===== Extracted entries
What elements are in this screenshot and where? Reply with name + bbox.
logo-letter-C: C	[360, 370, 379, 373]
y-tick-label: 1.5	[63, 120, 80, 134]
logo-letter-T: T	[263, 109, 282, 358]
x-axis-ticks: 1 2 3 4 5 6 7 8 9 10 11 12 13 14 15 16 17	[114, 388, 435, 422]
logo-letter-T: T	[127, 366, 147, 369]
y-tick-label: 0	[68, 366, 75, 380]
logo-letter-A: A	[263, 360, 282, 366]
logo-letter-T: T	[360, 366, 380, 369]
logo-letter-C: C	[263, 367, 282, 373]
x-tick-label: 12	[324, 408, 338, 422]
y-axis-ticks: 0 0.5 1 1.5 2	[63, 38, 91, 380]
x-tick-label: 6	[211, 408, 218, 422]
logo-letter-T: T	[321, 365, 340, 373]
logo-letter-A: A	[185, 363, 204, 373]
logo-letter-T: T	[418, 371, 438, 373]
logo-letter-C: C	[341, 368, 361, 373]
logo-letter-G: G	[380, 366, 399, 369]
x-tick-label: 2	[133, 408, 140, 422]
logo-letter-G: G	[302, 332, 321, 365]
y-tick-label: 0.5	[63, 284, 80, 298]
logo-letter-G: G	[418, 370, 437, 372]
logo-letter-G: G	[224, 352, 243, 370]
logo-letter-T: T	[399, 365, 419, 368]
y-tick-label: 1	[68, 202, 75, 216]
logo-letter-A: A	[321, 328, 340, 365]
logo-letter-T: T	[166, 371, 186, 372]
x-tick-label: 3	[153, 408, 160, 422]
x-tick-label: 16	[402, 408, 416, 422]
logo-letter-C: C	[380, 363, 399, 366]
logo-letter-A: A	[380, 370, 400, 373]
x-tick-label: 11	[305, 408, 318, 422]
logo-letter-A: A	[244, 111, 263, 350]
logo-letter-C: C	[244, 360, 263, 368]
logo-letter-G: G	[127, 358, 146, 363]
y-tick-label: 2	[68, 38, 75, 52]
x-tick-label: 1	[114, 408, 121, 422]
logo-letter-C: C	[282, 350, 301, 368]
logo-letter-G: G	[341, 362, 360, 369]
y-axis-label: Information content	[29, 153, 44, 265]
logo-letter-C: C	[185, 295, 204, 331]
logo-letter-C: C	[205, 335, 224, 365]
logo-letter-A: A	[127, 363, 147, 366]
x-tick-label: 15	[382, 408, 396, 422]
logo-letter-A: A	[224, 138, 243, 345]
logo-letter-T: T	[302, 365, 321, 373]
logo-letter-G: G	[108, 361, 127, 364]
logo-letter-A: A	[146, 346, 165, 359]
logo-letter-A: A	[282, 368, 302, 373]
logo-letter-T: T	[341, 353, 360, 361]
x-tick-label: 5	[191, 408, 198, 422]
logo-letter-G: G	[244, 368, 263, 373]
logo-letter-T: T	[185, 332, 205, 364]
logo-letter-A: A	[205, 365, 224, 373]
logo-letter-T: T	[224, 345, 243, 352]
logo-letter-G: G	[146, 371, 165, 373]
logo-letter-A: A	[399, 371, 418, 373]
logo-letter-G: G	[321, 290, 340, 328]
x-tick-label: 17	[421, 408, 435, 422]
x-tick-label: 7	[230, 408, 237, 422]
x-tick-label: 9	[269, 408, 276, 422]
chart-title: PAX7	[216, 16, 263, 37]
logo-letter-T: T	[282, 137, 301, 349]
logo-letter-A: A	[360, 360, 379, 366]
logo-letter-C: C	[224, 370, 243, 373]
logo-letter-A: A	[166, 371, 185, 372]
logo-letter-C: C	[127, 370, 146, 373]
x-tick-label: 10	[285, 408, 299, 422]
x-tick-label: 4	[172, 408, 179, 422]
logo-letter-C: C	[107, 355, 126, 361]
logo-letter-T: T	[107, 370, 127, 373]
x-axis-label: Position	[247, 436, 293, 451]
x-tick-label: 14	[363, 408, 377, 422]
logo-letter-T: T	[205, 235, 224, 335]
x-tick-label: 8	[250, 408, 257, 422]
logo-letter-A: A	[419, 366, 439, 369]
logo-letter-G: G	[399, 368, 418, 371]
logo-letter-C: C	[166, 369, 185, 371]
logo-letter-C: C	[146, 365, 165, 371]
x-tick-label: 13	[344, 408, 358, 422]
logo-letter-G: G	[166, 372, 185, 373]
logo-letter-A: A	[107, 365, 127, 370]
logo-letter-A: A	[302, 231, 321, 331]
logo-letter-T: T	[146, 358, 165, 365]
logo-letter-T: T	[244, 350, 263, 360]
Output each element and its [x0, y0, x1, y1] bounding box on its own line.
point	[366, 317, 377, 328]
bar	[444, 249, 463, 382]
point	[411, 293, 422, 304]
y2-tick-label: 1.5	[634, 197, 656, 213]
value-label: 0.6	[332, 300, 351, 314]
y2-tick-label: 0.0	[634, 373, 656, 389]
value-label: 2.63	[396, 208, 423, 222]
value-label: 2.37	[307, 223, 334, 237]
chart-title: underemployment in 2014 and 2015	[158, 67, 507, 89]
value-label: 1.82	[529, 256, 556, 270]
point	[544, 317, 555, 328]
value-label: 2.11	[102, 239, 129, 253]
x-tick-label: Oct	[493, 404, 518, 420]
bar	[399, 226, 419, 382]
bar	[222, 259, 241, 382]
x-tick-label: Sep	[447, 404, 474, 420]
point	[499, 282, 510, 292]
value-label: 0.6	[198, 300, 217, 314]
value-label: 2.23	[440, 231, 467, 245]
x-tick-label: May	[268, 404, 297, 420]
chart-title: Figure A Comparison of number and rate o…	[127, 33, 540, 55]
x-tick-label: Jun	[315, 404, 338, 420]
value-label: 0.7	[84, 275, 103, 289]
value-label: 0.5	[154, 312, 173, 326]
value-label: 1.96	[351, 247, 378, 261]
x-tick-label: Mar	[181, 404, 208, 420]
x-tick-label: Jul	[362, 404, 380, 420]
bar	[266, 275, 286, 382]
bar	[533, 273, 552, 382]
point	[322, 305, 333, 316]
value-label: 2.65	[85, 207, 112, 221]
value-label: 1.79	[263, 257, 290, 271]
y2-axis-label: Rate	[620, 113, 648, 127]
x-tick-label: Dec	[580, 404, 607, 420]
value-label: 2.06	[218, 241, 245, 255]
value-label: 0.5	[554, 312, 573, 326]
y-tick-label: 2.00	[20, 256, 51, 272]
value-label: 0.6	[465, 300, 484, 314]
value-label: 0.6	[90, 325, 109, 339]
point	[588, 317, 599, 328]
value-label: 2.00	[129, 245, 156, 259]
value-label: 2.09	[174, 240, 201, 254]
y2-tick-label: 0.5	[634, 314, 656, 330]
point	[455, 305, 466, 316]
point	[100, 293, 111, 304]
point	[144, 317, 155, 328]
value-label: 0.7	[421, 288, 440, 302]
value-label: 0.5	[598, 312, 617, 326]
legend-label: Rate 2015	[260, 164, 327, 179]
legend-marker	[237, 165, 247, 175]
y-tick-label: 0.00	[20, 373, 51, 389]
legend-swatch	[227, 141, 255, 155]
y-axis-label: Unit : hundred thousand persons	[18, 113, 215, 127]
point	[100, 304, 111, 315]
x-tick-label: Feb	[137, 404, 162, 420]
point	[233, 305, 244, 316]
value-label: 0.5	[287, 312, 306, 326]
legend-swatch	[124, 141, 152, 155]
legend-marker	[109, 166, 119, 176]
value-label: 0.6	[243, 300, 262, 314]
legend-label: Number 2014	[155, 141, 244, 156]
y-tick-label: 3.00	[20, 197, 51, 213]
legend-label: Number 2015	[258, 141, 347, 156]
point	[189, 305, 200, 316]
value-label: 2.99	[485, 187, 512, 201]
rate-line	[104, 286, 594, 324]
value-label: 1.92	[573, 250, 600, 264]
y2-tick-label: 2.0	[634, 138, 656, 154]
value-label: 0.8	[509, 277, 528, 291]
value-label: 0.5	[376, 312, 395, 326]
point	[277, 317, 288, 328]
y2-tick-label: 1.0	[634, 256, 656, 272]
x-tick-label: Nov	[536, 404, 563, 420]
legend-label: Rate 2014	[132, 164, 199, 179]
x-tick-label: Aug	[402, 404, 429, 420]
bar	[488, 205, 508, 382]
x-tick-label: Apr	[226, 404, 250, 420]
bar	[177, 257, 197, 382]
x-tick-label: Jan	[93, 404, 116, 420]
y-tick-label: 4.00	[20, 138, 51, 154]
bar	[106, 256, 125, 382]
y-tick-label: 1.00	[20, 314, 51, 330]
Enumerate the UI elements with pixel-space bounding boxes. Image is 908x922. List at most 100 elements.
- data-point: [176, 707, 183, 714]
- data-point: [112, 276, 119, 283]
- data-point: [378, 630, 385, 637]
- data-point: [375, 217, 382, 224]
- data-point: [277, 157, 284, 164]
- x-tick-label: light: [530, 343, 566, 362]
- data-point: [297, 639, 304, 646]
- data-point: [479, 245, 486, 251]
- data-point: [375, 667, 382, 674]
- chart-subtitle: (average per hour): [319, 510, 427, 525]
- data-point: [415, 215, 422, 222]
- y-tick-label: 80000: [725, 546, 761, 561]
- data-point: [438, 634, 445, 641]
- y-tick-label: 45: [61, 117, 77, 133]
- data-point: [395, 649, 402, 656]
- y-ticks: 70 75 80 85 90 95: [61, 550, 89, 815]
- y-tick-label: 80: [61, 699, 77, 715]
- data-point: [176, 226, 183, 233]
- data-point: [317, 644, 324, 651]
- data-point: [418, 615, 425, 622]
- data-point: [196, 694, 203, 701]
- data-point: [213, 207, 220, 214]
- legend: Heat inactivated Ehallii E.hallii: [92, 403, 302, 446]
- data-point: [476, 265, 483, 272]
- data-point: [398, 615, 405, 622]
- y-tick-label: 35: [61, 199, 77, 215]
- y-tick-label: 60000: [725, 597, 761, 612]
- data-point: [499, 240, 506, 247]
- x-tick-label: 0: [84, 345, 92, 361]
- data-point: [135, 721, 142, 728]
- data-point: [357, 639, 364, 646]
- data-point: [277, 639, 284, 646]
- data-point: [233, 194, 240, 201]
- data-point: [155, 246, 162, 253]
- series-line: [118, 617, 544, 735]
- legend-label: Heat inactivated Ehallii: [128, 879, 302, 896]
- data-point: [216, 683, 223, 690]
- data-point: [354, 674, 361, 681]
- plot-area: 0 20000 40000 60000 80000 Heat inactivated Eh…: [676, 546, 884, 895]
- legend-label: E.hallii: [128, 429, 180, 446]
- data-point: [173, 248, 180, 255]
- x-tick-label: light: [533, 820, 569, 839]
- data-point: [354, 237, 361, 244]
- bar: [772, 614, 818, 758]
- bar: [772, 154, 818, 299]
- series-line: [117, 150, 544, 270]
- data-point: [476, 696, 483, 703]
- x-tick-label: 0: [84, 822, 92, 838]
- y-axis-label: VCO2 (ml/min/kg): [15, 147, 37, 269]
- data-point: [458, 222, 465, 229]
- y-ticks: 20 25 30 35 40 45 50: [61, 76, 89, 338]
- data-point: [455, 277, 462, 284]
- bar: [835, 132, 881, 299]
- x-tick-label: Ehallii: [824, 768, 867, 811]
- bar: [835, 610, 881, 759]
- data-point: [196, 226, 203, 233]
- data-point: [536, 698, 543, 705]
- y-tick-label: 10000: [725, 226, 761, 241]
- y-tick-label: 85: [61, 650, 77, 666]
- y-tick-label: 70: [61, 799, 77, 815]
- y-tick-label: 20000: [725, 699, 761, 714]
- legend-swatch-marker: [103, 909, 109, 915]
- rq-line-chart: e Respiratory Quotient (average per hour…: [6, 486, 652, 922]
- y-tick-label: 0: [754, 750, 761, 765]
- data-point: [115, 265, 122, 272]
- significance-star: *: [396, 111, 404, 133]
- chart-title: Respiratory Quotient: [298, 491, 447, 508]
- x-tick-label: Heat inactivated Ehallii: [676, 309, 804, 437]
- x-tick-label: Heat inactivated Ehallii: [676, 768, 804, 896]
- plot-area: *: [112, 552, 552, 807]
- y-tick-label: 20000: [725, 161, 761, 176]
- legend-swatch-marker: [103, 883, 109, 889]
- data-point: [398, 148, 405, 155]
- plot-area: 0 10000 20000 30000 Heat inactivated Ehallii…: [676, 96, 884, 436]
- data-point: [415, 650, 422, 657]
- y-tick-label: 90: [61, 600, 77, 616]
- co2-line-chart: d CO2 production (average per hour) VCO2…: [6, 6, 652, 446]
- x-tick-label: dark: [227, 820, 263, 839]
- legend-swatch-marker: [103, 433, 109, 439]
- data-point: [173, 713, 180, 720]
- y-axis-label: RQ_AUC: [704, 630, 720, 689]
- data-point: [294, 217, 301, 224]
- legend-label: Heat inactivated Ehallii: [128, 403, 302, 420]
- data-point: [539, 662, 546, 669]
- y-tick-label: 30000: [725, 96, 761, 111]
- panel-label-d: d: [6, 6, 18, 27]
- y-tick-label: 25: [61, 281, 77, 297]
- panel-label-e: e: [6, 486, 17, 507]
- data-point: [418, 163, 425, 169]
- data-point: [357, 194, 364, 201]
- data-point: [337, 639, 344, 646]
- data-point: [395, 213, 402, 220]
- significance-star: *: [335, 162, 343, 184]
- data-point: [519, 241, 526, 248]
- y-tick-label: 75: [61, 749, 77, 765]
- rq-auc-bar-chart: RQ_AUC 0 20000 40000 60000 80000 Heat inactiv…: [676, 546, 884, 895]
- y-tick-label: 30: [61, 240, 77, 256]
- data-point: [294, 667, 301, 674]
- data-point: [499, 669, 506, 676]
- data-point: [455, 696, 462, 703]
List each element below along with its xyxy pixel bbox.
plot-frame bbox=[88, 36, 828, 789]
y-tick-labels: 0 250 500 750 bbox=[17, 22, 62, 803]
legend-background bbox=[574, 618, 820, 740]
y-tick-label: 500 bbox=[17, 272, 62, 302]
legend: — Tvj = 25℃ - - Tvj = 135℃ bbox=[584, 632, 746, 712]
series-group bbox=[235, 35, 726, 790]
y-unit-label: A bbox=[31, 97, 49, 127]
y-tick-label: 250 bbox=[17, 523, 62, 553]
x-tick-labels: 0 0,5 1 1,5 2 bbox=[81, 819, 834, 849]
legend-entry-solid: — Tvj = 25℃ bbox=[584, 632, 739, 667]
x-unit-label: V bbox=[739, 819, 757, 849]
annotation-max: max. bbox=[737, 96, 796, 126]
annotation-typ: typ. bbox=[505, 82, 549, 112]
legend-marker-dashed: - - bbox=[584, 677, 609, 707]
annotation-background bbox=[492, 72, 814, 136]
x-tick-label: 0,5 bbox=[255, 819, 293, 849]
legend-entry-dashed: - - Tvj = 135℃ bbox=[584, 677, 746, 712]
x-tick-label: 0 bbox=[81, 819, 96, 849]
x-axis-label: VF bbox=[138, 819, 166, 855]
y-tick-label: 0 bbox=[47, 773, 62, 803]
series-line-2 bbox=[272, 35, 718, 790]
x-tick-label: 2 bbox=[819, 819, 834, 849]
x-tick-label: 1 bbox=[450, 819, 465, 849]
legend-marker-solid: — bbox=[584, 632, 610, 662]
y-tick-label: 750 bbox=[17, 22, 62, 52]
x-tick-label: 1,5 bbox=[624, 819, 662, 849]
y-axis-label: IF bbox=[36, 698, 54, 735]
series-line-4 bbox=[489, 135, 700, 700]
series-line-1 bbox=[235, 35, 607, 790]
==========
## Short problem
Reproduce the material word for word, from its first line through the line containing "x-axis-ticks: 1 2", including both of those lines.

## Full answer
What elements are in this screenshot and where? Reply with name + bbox.
logo-letter-C: C	[360, 370, 379, 373]
y-tick-label: 1.5	[63, 120, 80, 134]
logo-letter-T: T	[263, 109, 282, 358]
x-axis-ticks: 1 2 3 4 5 6 7 8 9 10 11 12 13 14 15 16 17	[114, 388, 435, 422]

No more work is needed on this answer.